Part of a data file

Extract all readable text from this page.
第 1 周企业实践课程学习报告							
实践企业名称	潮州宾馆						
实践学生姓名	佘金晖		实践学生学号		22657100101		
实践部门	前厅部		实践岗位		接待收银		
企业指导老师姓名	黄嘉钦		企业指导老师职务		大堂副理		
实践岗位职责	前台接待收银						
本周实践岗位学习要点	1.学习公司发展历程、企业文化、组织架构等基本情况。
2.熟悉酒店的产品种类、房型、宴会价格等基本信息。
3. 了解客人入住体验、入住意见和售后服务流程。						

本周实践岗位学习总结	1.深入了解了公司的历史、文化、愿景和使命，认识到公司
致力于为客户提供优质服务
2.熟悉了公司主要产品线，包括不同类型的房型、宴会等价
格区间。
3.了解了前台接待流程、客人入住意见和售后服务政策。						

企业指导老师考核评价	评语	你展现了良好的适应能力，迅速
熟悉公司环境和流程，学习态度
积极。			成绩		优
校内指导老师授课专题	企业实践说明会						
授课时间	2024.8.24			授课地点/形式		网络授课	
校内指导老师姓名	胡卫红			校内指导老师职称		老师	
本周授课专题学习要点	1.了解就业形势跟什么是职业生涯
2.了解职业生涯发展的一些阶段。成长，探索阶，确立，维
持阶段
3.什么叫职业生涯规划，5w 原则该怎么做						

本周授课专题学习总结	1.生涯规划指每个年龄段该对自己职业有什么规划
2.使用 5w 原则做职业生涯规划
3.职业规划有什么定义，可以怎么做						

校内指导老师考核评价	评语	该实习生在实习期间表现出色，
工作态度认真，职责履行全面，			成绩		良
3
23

The problem ->
Your task is to quote all of the data word for word.

Task response ->
Extract all readable text from this page.
第 1 周企业实践课程学习报告							
实践企业名称	潮州宾馆						
实践学生姓名	佘金晖		实践学生学号		22657100101		
实践部门	前厅部		实践岗位		接待收银		
企业指导老师姓名	黄嘉钦		企业指导老师职务		大堂副理		
实践岗位职责	前台接待收银						
本周实践岗位学习要点	1.学习公司发展历程、企业文化、组织架构等基本情况。
2.熟悉酒店的产品种类、房型、宴会价格等基本信息。
3. 了解客人入住体验、入住意见和售后服务流程。						

本周实践岗位学习总结	1.深入了解了公司的历史、文化、愿景和使命，认识到公司
致力于为客户提供优质服务
2.熟悉了公司主要产品线，包括不同类型的房型、宴会等价
格区间。
3.了解了前台接待流程、客人入住意见和售后服务政策。						

企业指导老师考核评价	评语	你展现了良好的适应能力，迅速
熟悉公司环境和流程，学习态度
积极。			成绩		优
校内指导老师授课专题	企业实践说明会						
授课时间	2024.8.24			授课地点/形式		网络授课	
校内指导老师姓名	胡卫红			校内指导老师职称		老师	
本周授课专题学习要点	1.了解就业形势跟什么是职业生涯
2.了解职业生涯发展的一些阶段。成长，探索阶，确立，维
持阶段
3.什么叫职业生涯规划，5w 原则该怎么做						

本周授课专题学习总结	1.生涯规划指每个年龄段该对自己职业有什么规划
2.使用 5w 原则做职业生涯规划
3.职业规划有什么定义，可以怎么做						

校内指导老师考核评价	评语	该实习生在实习期间表现出色，
工作态度认真，职责履行全面，			成绩		良
3
23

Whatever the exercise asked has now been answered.